Text provided:
· · · ·

Question

Lead all chlorate is mixed with hydrolylic acid. Each solution is 0.85 molar. Write balanced, molecular, ionic, and net equations with state labels. Use solubility rules and knowledge of strong acids. Predict how many grams of what solid product can be collected if 125ml lead ll chlorate was treated with with 95 ml of the hydrologic acid. If percent yield was 68 percent how much product was collected and what is the molarity of the chlorate? What is the final concentration of pb2+. Please show work!

Answer 1

Answer:

Here's what I get  

Explanation:

Solubility rules

• Salts containing halides are generally soluble. Important exceptions to this rule are halides of silver, mercury, and lead(II).
• All acetates, chlorates, and perchlorates are soluble

So, PbCl₂ is insoluble, and Pb(ClO₃)₂ is soluble.

1. "Molecular" equation

$\rm Pb(ClO_{3})_{2}(aq) + 2HCl(aq) \longrightarrow \, PbCl_{2}(s) + 2HClO_{3}(aq)$

2. Ionic equation

Convert the soluble salts to their hydrated ions.

HCl and HClO₃ are strong acids. Convert them to their ions.

$\rm Pb^{2+}(aq) + 2ClO_{3}^{-}(aq)+ 2H^{+}(aq) + 2Cl^{-}(aq) \longrightarrow \, PbCl_{2}(s) + 2H^{+}(aq) + 2ClO_{3}^{-}(aq)$

3. Net ionic equation

Cancel all ions that appear on both sides of the reaction arrow (in boldface).

$\rm {Pb}^{2+}(aq) + \textbf{2ClO}_{3}^{-}(aq)+ \textbf{2H}^{+}(aq) + 2Cl^{-}(aq) \longrightarrow \, PbCl_{2}(s) + \textbf{2H}^{+}(aq) + \textbf{2ClO}_{3}^{-}(aq)$

The net ionic equation is

$\rm {Pb}^{2+}(aq) + 2Cl^{-}(aq) \longrightarrow \, PbCl_{2}(s)$

4. Theoretical yield

We have the volumes and concentrations of two reactants, so this is a limiting reactant problem.  

We know that we will need a balanced equation with masses, moles, and molar masses of the compounds involved.  

(i). Gather all the information in one place with molar masses above the formulas and masses below them.  

M_r:                                                   278.11

                        Pb(ClO₃)₂ + 2HCl ⟶ PbCl₂ + 2HClO₃

Volume/mL:      125             95

c/mol·L⁻¹:          0.85         0.85

(ii) Calculate the moles of each reactant  

$\text{Moles of Pb(ClO _{3} )}_{2} = \text{0.125 L} \times \dfrac{\text{0.85 mol}}{\text{1 L }} = \text{0.1062 mol}\\\text{Moles of HCl} = \text{0.095 L} \times \dfrac{\text{0.85 mol}}{\text{1 L }} = \text{0.08075 mol}$

(iii) Identify the limiting reactant  

Calculate the moles of PbCl₂ we can obtain from each reactant.

· · · ·

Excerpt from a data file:
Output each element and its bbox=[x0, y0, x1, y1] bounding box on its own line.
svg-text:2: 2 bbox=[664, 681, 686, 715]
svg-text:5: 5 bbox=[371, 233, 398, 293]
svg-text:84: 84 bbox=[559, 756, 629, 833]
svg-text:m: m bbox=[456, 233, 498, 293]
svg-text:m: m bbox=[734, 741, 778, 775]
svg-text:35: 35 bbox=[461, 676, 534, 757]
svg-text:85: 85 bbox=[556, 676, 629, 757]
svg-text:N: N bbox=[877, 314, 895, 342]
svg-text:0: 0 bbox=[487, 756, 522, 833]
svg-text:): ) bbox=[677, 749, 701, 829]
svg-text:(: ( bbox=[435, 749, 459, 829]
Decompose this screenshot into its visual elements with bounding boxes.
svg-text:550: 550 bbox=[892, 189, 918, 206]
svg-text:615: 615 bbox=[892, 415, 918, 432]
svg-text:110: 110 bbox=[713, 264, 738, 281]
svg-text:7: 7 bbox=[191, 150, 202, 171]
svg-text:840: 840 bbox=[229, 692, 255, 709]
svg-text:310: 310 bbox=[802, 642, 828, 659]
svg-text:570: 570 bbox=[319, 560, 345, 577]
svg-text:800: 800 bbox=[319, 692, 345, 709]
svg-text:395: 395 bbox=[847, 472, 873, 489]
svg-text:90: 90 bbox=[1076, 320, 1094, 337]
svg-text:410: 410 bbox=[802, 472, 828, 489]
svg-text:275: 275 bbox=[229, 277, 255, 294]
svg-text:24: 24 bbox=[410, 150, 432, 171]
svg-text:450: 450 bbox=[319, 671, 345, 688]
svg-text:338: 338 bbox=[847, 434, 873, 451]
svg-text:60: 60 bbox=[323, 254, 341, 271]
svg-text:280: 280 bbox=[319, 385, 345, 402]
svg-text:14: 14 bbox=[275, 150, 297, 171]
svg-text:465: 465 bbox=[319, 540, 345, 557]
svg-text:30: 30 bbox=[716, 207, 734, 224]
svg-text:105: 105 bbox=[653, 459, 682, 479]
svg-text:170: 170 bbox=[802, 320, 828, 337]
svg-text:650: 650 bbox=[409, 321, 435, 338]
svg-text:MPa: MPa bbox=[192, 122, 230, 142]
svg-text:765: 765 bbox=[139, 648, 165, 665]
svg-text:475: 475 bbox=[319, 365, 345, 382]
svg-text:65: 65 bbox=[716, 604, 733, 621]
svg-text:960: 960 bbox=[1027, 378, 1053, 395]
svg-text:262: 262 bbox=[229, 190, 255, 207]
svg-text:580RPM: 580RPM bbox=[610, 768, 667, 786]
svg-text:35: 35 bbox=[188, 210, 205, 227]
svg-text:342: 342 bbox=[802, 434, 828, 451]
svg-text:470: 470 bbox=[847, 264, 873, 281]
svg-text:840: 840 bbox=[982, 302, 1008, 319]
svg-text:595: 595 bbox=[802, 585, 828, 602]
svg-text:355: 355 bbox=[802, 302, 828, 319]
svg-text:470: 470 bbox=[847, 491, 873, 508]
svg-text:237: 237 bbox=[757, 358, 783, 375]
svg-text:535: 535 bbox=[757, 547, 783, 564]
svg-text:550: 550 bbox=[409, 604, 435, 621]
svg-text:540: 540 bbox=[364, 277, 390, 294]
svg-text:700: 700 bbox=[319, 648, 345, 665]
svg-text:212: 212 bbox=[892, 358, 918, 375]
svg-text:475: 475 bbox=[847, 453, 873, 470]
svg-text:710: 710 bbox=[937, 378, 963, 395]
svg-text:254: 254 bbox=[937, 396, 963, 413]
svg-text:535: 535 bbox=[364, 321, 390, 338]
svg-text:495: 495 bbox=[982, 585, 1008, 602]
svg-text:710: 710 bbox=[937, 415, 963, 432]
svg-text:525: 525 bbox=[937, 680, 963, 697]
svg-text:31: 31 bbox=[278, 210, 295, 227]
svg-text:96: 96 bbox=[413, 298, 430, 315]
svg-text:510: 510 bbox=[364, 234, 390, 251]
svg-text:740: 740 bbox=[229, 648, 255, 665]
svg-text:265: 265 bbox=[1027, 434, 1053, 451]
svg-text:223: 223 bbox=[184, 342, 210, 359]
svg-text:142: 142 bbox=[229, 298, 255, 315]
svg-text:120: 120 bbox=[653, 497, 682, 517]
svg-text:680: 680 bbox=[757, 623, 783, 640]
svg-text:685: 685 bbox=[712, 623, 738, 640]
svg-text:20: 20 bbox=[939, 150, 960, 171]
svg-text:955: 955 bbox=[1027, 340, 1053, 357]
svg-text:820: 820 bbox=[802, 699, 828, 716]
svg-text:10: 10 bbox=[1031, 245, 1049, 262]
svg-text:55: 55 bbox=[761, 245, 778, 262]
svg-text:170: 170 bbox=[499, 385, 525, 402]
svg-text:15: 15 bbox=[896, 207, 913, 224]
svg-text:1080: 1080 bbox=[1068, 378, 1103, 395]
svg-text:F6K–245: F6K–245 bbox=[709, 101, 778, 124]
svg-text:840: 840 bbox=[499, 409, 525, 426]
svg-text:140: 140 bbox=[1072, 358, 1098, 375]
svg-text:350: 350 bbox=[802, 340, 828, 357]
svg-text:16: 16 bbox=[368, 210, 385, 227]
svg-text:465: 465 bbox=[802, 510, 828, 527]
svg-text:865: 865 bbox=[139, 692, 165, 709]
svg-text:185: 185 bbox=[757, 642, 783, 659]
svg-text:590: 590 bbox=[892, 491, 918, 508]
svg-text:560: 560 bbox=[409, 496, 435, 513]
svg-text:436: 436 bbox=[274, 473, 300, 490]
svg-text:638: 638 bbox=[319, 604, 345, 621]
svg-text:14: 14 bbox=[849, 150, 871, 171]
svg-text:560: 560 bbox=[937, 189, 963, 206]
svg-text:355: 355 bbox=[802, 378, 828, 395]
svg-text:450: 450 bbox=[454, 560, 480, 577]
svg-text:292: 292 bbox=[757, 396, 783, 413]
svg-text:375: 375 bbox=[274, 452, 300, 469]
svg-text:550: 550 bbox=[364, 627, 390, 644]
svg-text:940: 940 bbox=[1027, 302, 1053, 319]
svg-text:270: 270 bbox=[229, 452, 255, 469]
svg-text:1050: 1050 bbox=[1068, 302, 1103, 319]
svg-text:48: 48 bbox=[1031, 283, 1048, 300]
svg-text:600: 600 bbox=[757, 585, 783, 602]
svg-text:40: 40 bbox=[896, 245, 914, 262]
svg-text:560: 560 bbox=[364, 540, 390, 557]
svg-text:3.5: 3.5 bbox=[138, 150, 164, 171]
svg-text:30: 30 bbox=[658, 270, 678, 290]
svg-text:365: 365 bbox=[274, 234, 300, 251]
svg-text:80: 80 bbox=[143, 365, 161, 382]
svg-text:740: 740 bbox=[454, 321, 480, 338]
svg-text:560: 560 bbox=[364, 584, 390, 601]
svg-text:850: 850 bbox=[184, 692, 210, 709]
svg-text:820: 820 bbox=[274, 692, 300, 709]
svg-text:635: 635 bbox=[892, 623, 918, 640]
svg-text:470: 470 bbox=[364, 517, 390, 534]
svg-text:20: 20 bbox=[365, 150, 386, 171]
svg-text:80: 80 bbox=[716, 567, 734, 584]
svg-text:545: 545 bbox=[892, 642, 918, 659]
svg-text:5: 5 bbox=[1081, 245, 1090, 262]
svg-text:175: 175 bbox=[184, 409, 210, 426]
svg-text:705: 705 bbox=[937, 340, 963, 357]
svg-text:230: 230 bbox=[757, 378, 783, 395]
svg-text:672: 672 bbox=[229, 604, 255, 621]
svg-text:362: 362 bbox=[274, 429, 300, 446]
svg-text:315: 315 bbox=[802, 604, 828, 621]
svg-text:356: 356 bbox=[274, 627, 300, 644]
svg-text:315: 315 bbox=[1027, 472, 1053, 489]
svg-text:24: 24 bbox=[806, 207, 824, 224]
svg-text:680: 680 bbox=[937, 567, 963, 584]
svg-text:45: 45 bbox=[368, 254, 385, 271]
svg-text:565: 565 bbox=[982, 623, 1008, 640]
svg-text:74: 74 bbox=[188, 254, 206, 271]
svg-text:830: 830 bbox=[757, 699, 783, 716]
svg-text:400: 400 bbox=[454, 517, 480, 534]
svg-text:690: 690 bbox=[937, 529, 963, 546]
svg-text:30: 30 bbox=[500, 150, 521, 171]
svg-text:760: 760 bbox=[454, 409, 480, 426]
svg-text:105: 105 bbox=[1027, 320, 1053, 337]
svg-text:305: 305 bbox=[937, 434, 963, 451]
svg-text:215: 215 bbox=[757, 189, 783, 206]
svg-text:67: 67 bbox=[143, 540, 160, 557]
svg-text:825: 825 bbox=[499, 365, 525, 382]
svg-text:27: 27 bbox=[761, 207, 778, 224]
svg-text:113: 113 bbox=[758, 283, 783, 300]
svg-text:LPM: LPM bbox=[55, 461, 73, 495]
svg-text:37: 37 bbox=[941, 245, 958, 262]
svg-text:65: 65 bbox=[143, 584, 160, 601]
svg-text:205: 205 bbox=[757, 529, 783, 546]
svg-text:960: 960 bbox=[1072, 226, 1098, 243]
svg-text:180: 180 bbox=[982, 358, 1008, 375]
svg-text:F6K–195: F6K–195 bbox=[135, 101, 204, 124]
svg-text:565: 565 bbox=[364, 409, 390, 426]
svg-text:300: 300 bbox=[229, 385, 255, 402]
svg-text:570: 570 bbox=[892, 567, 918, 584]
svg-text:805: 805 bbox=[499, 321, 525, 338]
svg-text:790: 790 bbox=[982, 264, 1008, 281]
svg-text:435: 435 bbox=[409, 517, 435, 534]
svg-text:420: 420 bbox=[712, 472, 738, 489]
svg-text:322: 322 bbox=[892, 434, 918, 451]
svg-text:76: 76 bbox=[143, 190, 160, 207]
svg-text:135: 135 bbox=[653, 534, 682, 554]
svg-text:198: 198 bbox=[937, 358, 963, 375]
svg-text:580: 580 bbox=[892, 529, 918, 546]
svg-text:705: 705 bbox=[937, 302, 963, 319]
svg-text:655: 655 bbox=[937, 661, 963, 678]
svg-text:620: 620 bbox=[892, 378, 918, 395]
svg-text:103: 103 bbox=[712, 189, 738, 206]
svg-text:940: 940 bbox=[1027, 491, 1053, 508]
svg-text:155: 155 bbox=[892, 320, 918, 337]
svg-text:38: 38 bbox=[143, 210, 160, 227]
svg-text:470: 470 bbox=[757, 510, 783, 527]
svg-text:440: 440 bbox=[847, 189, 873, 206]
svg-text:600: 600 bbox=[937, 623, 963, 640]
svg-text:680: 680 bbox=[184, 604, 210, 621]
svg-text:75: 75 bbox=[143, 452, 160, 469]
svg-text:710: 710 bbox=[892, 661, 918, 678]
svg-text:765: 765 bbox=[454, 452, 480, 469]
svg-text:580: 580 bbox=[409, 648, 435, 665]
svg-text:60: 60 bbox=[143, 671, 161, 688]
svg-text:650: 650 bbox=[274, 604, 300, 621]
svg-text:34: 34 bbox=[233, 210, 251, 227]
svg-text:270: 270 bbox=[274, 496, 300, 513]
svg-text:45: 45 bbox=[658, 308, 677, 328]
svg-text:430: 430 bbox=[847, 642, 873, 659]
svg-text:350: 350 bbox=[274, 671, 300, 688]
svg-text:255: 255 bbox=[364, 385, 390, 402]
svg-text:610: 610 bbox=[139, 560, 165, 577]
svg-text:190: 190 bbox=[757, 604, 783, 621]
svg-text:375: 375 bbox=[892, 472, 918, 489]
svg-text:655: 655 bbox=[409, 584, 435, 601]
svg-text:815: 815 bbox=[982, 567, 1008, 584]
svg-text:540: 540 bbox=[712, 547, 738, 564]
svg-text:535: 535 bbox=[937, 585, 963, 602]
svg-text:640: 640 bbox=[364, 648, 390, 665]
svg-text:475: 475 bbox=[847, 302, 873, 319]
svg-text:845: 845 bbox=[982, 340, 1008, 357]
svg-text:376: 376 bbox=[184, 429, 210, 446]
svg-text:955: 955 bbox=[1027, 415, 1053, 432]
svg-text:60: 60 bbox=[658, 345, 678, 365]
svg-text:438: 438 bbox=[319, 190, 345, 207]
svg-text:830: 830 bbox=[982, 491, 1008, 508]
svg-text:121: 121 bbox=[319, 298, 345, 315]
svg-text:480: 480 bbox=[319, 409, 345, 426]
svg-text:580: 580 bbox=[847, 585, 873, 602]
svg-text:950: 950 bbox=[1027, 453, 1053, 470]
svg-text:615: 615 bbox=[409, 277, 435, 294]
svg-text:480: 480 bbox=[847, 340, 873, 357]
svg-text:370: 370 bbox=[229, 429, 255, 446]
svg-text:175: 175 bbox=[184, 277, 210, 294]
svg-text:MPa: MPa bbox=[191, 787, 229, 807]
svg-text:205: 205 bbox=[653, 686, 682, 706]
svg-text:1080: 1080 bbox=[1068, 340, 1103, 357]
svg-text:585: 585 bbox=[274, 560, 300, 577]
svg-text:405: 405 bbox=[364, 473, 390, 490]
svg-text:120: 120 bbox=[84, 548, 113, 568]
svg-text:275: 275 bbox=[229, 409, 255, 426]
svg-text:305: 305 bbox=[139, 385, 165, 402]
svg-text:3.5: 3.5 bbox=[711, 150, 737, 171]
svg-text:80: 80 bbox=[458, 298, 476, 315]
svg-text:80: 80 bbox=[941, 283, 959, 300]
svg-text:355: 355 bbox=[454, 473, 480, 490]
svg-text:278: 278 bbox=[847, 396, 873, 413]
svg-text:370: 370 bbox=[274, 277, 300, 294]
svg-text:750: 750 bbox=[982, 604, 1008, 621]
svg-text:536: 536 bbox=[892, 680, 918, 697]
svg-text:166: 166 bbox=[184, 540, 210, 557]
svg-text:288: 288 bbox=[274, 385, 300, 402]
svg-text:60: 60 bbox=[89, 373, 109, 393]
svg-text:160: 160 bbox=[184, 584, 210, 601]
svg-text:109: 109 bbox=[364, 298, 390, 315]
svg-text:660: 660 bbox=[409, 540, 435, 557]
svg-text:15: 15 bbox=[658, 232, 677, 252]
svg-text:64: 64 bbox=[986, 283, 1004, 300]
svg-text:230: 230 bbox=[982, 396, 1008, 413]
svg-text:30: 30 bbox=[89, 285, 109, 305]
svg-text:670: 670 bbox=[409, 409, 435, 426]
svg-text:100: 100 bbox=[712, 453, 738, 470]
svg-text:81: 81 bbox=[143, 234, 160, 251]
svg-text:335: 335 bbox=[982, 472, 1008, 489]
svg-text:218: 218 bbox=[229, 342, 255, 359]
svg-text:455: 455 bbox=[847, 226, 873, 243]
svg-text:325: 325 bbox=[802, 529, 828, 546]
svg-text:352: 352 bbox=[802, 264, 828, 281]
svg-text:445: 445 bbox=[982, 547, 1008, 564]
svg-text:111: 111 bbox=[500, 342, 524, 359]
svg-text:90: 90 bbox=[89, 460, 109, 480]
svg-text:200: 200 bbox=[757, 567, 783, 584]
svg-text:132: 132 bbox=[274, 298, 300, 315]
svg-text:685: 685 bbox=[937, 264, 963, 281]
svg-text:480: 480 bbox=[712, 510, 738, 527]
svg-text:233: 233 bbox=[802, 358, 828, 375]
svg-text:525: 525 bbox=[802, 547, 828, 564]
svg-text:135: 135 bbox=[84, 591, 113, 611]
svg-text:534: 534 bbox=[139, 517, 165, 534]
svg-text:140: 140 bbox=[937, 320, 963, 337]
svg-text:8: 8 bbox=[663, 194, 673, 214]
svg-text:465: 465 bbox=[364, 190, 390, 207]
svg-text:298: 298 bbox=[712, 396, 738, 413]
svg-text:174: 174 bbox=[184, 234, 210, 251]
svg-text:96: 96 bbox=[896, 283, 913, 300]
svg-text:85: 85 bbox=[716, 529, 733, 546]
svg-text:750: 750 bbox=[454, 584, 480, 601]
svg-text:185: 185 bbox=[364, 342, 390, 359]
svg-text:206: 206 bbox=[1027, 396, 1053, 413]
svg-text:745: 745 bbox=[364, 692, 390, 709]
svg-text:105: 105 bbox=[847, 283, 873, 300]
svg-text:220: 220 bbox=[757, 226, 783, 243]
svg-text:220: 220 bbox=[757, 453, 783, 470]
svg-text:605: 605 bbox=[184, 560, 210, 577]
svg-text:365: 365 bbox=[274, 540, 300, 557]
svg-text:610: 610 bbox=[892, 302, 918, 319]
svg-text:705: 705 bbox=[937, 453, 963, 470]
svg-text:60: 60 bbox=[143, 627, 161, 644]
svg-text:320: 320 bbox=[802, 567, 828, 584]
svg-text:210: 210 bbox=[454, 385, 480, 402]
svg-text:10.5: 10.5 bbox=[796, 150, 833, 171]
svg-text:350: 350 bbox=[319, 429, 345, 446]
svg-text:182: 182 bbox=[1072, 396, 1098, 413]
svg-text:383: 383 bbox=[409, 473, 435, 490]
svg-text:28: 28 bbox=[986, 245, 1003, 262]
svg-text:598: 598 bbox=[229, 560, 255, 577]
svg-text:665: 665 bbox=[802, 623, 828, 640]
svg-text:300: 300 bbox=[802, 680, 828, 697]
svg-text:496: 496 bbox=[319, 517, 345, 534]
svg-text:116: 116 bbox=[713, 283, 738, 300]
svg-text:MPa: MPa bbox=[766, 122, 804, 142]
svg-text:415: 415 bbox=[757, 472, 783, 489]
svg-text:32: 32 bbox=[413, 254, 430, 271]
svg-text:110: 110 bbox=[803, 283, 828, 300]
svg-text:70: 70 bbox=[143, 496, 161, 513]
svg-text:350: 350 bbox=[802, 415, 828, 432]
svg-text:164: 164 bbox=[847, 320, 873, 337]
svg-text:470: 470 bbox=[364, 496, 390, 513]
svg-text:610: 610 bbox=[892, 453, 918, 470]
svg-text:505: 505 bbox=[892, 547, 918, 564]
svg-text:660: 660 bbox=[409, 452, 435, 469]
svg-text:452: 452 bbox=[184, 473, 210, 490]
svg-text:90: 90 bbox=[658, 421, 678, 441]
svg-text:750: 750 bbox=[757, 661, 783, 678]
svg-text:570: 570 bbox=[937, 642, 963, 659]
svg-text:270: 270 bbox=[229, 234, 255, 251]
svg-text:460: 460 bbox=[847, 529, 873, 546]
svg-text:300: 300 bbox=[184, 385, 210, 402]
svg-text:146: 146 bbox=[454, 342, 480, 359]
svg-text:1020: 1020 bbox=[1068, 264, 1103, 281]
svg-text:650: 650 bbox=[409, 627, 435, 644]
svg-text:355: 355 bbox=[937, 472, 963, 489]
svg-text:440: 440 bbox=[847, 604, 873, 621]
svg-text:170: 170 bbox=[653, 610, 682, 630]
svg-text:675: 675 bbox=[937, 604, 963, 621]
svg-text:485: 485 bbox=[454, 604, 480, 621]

· · · ·

Task set:
1. In the lead chlorate thread, how many moles of HCl are calculated?
2. Check each statement against the lead chlorate thread. For each, answer yes or no, quoting the words that decide it.
(a) The solubility rules given there say all chlorates are soluble.
(b) HClO₃ is treated as a weak acid.
(c) The yield calculation is treated as a limiting reactant problem.
3. Resume the lead chlorate thread from where it stops.
The data play no part in this work.

Expected answers:
1. 0.08075 mol

2.
(a) Yes: "All acetates, chlorates, and perchlorates are soluble"
(b) No: "HCl and HClO₃ are strong acids."
(c) Yes: "so this is a limiting reactant problem."

3.
From Pb(ClO₃)₂:

The molar ratio of PbCl₂:Pb(ClO₃)₂ is 2:2

Moles of PbCl₂ = 0.1062 × 2/2 =0.1062 mol PbCl₂

From HCl :

The molar ratio of PbCl₂:HCl is 1 mol PbCl₂:2 mol HCl.

Moles of PbCl₂ = 0.08075 × 1/2 = 0.04038 mol PbCl₂

The limiting reactant is HCl because it gives the smaller amount of PbCl₂.

(iv) Calculate the theoretical yield of PbCl₂.

$\text{Theor. yield of PbCl}_{2} = \text{0.0438 mol} \times \dfrac{\text{278.11 g}}{\text{ 1 mol}} = \textbf{11.2 g}$

5. Calculate the actual yield of PbCl₂

$\text{Actual yield} = \text{11.2 g theor.} \times \dfrac{\text{ 68 g actual}}{\text{100 g theor,}} = \textbf{7.6 g}$

6. Calculate [ClO₃⁻]

Original concentration of Pb(ClO₃)₂ = 0.85 mol·L⁻¹

Original concentration of ClO₃ = 2 × 0.85  = 1.70 mol·L⁻¹

The solution was diluted by the addition of HCl.

Total volume = 125 + 95 =220 mL

                           c₁V₁ = c₂V₂

1.70 mol·L⁻¹ × 125 mL = c₂ × 220 mL

            212.5 mol·L⁻¹ = 200 c₂

 c₂ = (212.5 mL)/200 =  1.06 mol·L⁻¹

7. Calculate [Pb²⁺].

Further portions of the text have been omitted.